Request. Count how many lines have the word "agree" in them. Reply with that number by itself.

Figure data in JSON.
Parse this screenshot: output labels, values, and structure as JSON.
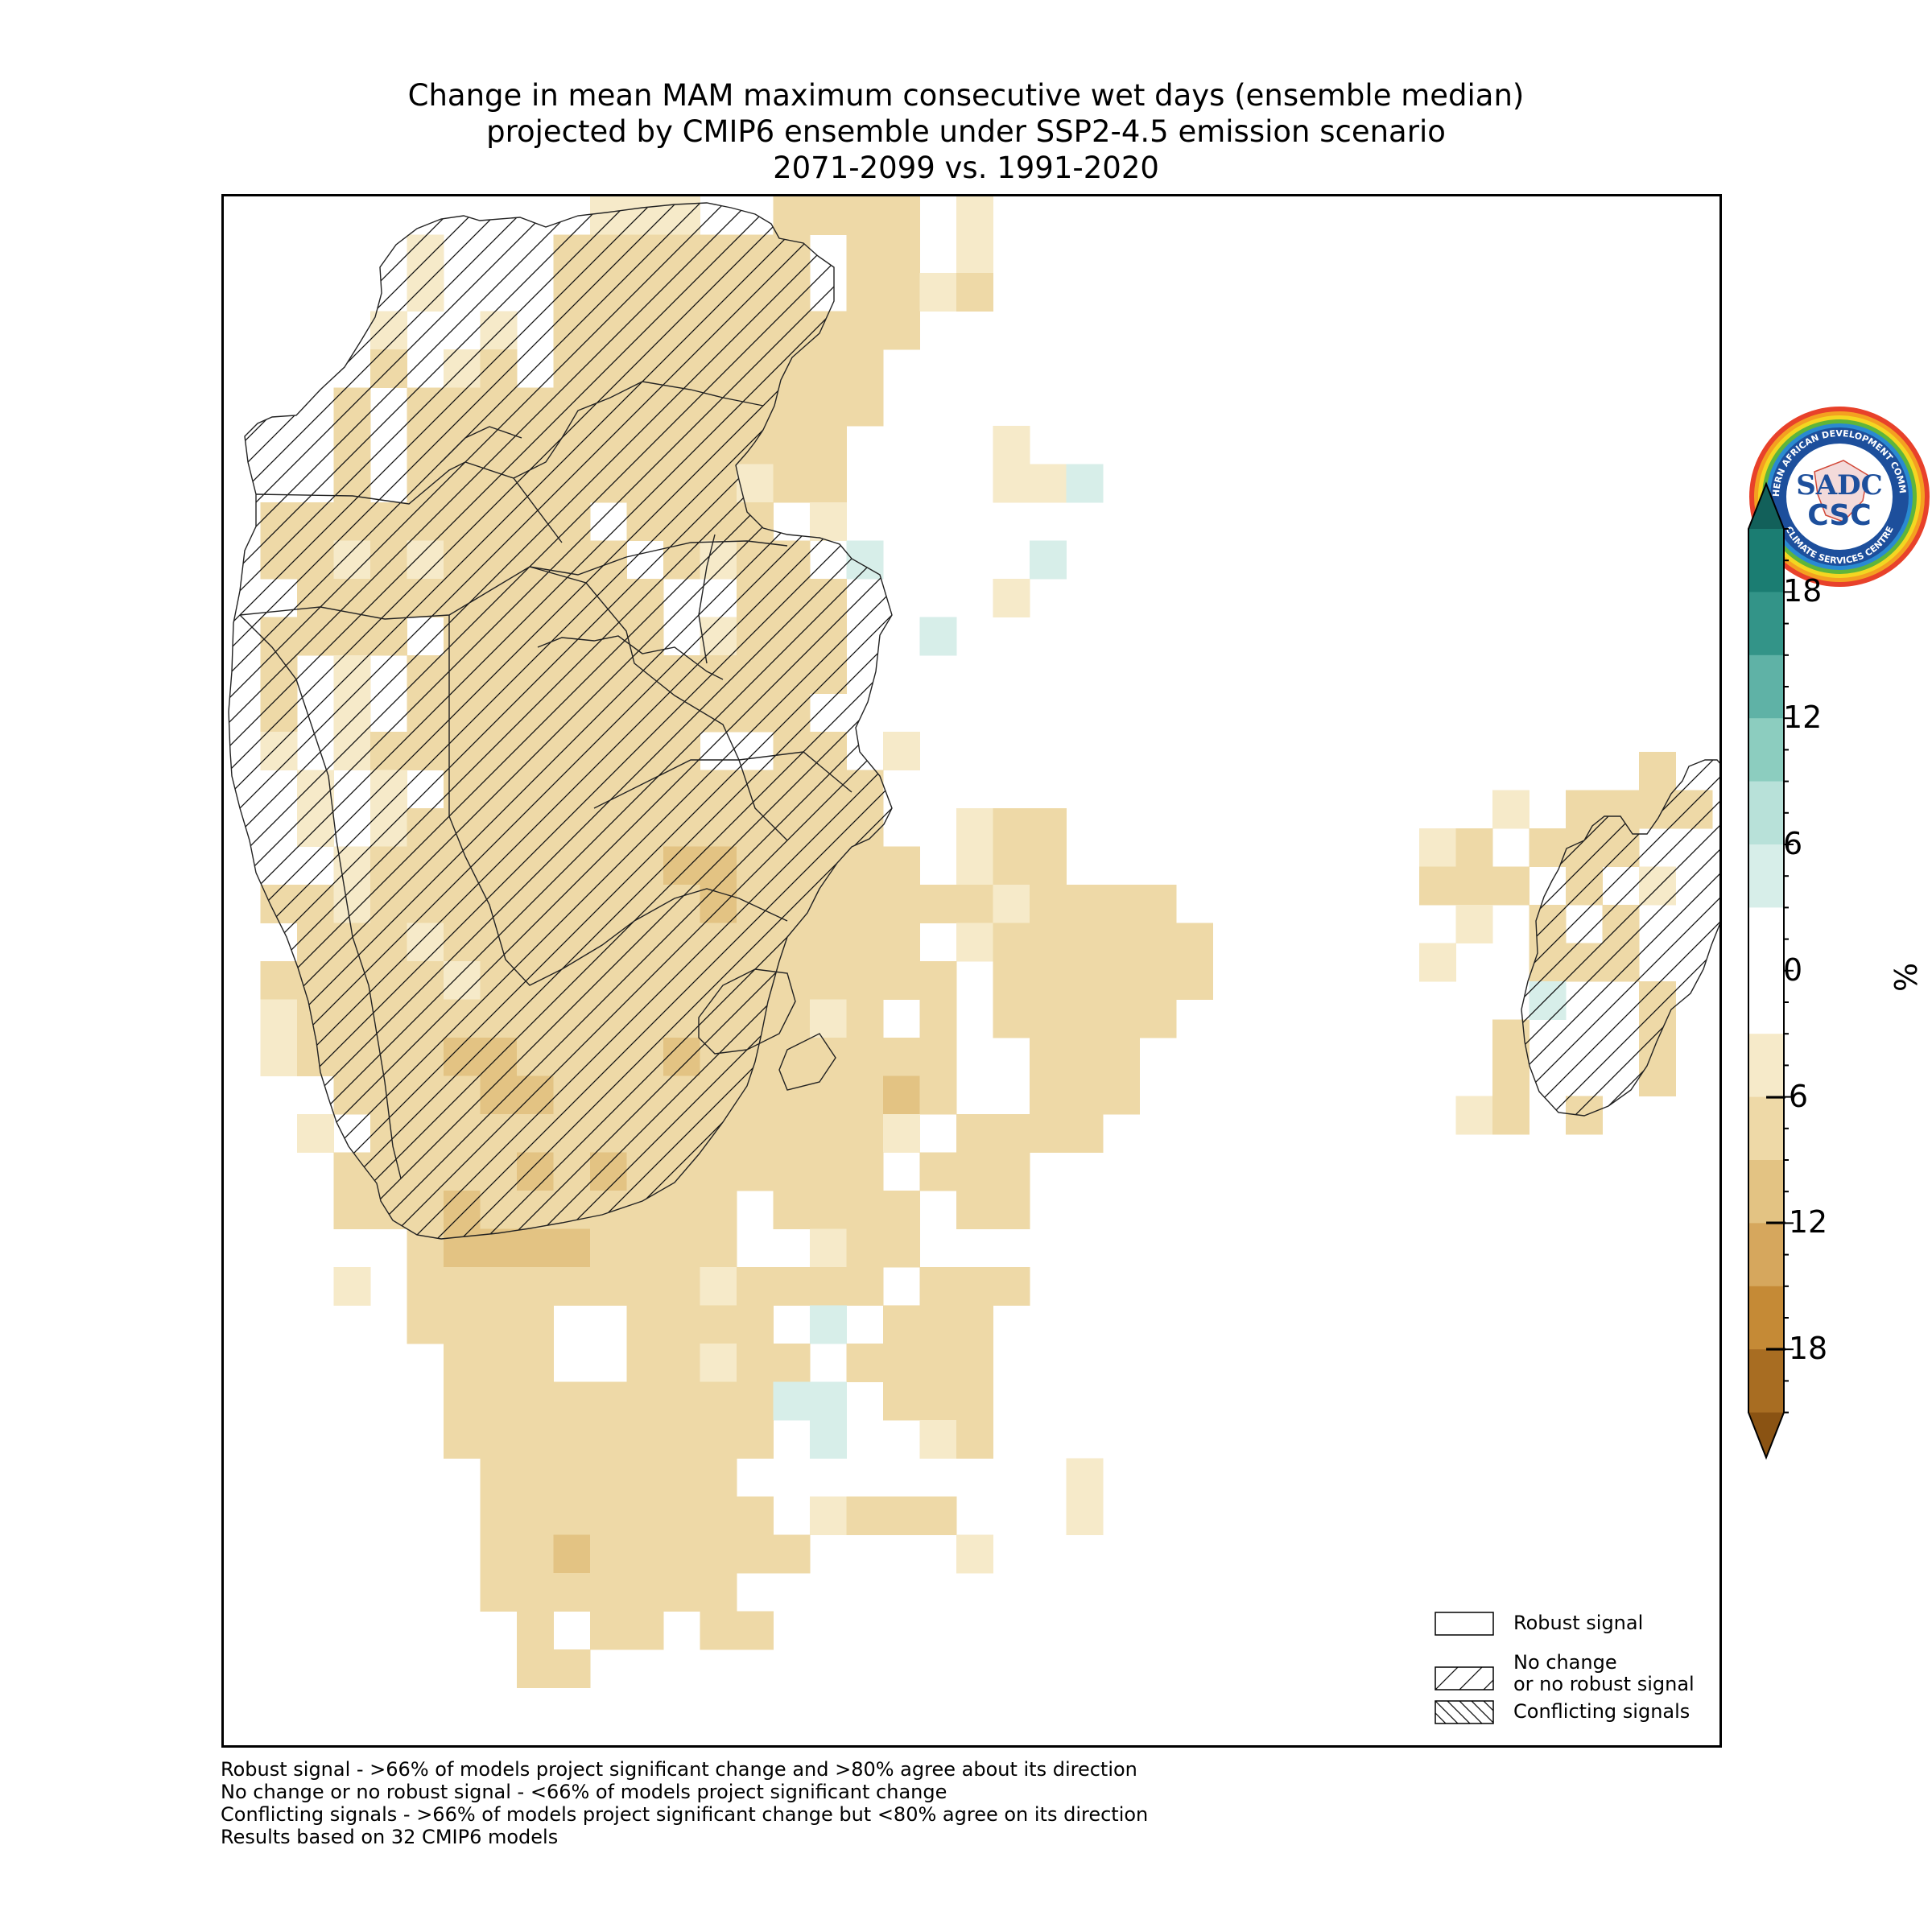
{
  "title": {
    "line1": "Change in mean MAM maximum consecutive wet days (ensemble median)",
    "line2": "projected by CMIP6 ensemble under SSP2-4.5 emission scenario",
    "line3": "2071-2099 vs. 1991-2020"
  },
  "logo": {
    "top_text": "SOUTHERN AFRICAN DEVELOPMENT COMMUNITY",
    "bottom_text": "CLIMATE SERVICES CENTRE",
    "mark_top": "SADC",
    "mark_bottom": "CSC",
    "ring_color": "#e8412a",
    "inner_color": "#1d4f9c"
  },
  "colorbar": {
    "unit": "%",
    "ticks": [
      "18",
      "12",
      "6",
      "0",
      "−6",
      "−12",
      "−18"
    ],
    "colors_top_to_bottom": [
      "#1b7d72",
      "#339488",
      "#5fb2a6",
      "#8ccdbf",
      "#b8e1d9",
      "#d7eee9",
      "#ffffff",
      "#ffffff",
      "#f6eac9",
      "#eed9a7",
      "#e3c383",
      "#d6a75d",
      "#c58a36",
      "#a86d22"
    ],
    "over_color": "#12605a",
    "under_color": "#8a5313"
  },
  "legend": {
    "robust": "Robust signal",
    "no_change_1": "No change",
    "no_change_2": "or no robust signal",
    "conflicting": "Conflicting signals"
  },
  "footnotes": [
    "Robust signal - >66% of models project significant change and >80% agree about its direction",
    "No change or no robust signal - <66% of models project significant change",
    "Conflicting signals - >66% of models project significant change but <80% agree on its direction",
    "Results based on 32 CMIP6 models"
  ],
  "map_data": {
    "variable": "Change in mean MAM maximum consecutive wet days",
    "unit": "%",
    "value_classes": {
      "drying_1": -4.5,
      "drying_2": -7.5,
      "drying_3": -10.5,
      "drying_4": -13.5,
      "wetting_1": 4.5
    },
    "colors": {
      "drying_1": "#f6eac9",
      "drying_2": "#eed9a7",
      "drying_3": "#e3c383",
      "drying_4": "#d6a75d",
      "wetting_1": "#d7eee9"
    }
  }
}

Full response. 2